#### Your objective:
In the entries below, count every line with the word "Entrepreneurship". Return only the count.

Records from a data collection
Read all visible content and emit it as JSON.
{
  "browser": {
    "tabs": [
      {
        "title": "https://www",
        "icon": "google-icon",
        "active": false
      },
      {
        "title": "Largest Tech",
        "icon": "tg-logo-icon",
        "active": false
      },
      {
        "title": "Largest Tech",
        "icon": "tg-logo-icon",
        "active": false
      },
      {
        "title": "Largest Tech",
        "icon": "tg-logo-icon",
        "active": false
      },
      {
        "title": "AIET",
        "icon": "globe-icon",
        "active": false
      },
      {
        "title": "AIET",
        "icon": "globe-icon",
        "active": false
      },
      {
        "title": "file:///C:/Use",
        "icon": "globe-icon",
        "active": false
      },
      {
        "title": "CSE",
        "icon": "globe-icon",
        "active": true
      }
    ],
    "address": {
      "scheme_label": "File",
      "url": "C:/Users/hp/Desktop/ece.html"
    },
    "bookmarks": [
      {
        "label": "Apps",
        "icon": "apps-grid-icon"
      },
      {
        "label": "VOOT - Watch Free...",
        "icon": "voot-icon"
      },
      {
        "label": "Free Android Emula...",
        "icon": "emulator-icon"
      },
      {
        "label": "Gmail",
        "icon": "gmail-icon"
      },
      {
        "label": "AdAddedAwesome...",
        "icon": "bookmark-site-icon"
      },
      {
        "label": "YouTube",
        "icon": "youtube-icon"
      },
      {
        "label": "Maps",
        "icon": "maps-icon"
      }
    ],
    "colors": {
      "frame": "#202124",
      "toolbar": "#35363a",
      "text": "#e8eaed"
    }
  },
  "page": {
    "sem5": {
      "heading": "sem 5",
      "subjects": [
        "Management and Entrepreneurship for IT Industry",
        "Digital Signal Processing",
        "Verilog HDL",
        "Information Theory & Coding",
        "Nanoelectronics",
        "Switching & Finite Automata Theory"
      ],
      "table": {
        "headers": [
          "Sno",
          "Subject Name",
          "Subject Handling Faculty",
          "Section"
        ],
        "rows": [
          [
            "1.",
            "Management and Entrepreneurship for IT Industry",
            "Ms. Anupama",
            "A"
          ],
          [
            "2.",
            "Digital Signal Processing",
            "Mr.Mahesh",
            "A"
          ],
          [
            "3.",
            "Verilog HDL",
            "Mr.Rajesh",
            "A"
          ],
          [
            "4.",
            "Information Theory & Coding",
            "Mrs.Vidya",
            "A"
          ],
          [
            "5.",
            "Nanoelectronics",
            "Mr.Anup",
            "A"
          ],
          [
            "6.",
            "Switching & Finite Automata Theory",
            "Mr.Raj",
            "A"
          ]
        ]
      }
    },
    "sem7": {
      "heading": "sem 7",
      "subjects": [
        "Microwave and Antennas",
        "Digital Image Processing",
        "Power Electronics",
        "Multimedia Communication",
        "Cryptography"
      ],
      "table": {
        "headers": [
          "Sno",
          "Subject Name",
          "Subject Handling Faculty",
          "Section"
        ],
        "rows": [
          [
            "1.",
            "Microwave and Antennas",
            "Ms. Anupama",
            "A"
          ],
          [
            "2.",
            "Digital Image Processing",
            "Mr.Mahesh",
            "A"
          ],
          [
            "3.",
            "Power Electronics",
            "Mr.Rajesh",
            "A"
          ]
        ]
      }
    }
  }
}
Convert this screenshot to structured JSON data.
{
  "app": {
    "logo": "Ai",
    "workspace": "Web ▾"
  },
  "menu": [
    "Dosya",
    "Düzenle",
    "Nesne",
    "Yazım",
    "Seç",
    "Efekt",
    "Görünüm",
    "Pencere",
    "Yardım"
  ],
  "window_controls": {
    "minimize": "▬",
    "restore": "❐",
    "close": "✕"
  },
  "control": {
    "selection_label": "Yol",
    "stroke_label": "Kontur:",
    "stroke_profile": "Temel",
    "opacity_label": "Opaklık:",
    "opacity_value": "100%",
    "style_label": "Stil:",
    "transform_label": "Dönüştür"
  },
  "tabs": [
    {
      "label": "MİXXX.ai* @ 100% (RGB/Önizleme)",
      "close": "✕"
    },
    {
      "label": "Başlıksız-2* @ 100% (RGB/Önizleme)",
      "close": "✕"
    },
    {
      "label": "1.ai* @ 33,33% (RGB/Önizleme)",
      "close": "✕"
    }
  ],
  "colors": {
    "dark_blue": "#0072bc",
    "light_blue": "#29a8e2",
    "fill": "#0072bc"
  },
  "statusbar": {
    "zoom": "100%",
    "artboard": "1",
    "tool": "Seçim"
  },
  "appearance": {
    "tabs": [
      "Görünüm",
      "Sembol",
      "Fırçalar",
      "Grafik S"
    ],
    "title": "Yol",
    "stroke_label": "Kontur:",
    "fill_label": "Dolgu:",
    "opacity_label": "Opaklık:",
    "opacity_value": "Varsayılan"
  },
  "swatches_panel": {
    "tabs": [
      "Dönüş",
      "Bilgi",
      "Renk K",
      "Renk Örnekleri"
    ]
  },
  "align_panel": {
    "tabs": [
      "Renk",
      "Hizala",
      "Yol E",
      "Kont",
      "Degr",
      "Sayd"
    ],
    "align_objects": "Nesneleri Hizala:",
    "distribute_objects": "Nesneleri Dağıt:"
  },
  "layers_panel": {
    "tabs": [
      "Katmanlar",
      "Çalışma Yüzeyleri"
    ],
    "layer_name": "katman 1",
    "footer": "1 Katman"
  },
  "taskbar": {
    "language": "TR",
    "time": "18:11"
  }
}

#### Written solution:
2